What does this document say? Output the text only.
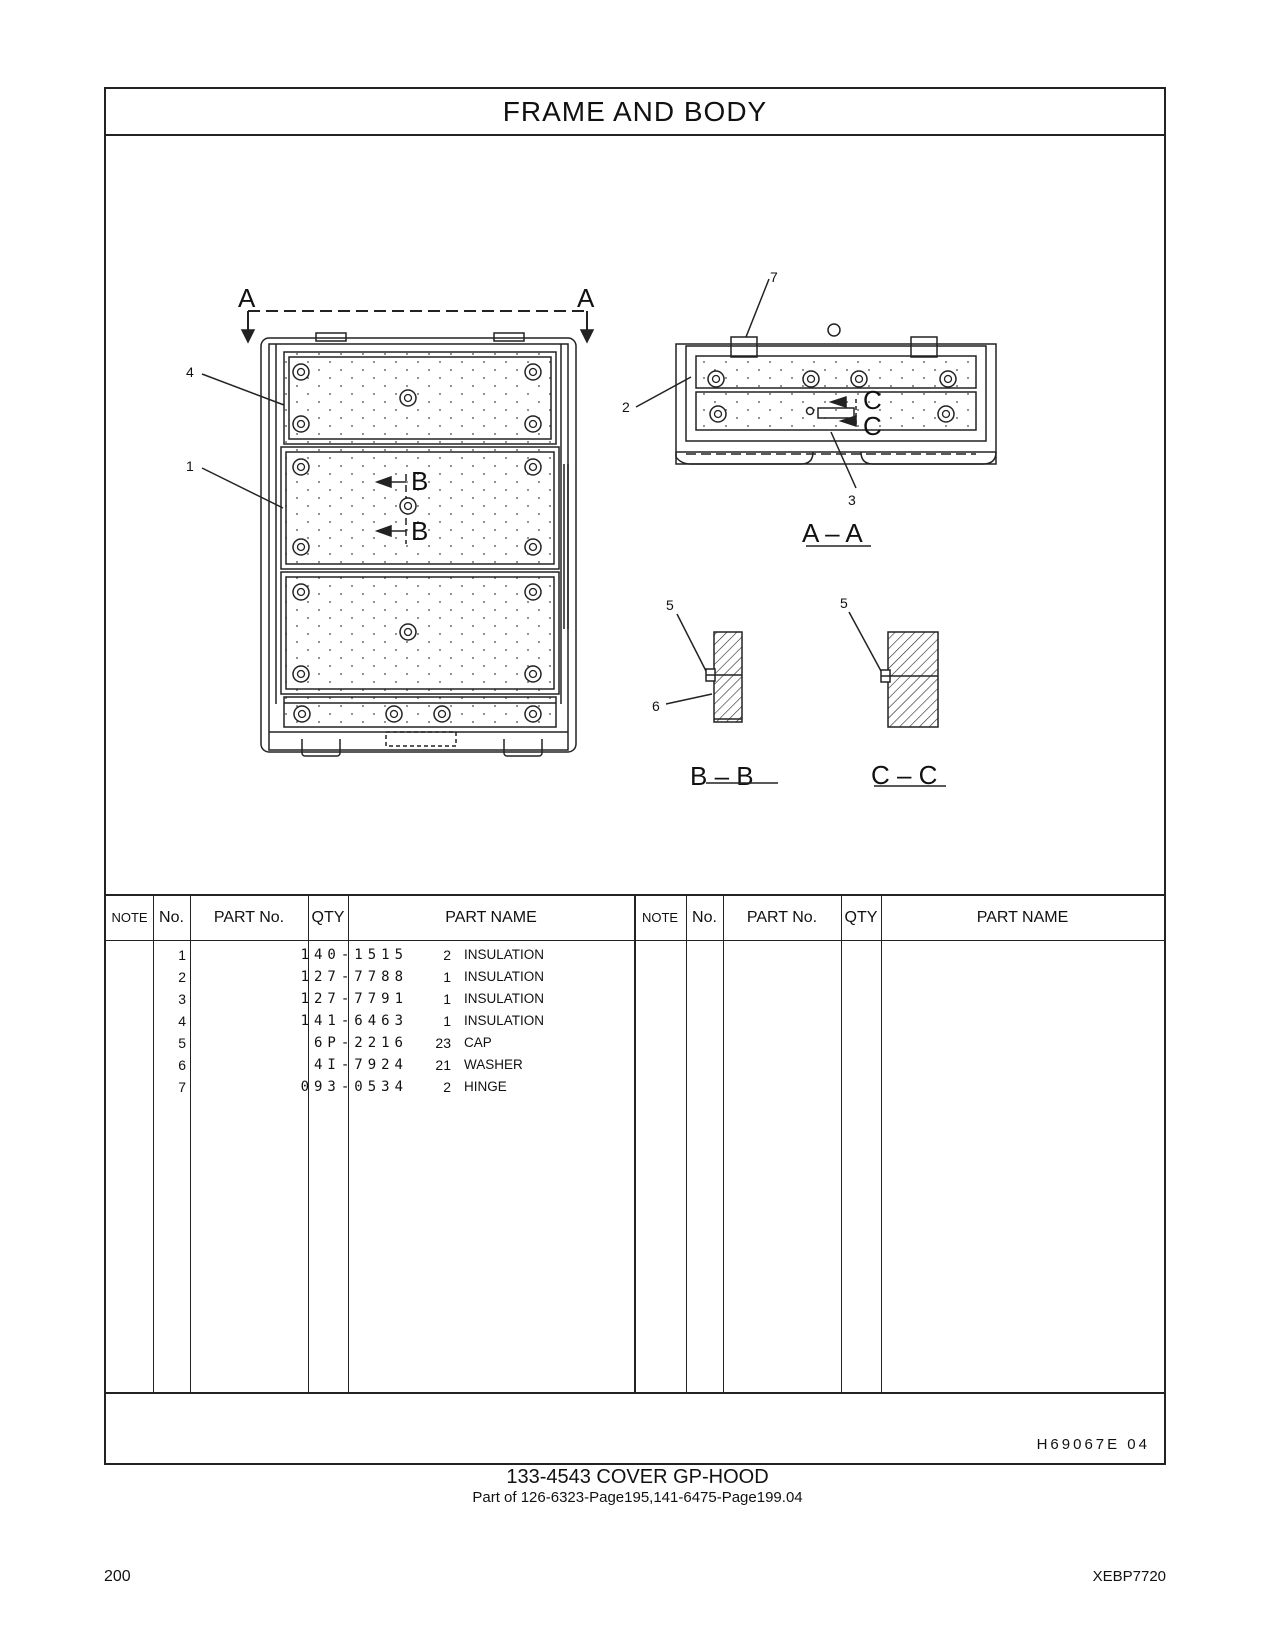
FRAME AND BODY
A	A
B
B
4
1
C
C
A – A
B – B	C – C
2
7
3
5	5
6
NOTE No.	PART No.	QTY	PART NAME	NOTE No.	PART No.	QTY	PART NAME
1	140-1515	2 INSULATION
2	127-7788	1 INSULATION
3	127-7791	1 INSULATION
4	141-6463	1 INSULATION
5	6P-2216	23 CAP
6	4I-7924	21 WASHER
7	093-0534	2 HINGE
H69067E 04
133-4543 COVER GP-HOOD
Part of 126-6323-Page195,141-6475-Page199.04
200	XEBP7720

WHAT THE EXERCISE ASKS:
Restate each of the entries above word for word and skip every image.

EXERCISE ANSWER:
What does this document say? Output the text only.
FRAME AND BODY
A	A
B
B
4
1
C
C
A – A
B – B	C – C
2
7
3
5	5
6
NOTE No.	PART No.	QTY	PART NAME	NOTE No.	PART No.	QTY	PART NAME
1	140-1515	2 INSULATION
2	127-7788	1 INSULATION
3	127-7791	1 INSULATION
4	141-6463	1 INSULATION
5	6P-2216	23 CAP
6	4I-7924	21 WASHER
7	093-0534	2 HINGE
H69067E 04
133-4543 COVER GP-HOOD
Part of 126-6323-Page195,141-6475-Page199.04
200	XEBP7720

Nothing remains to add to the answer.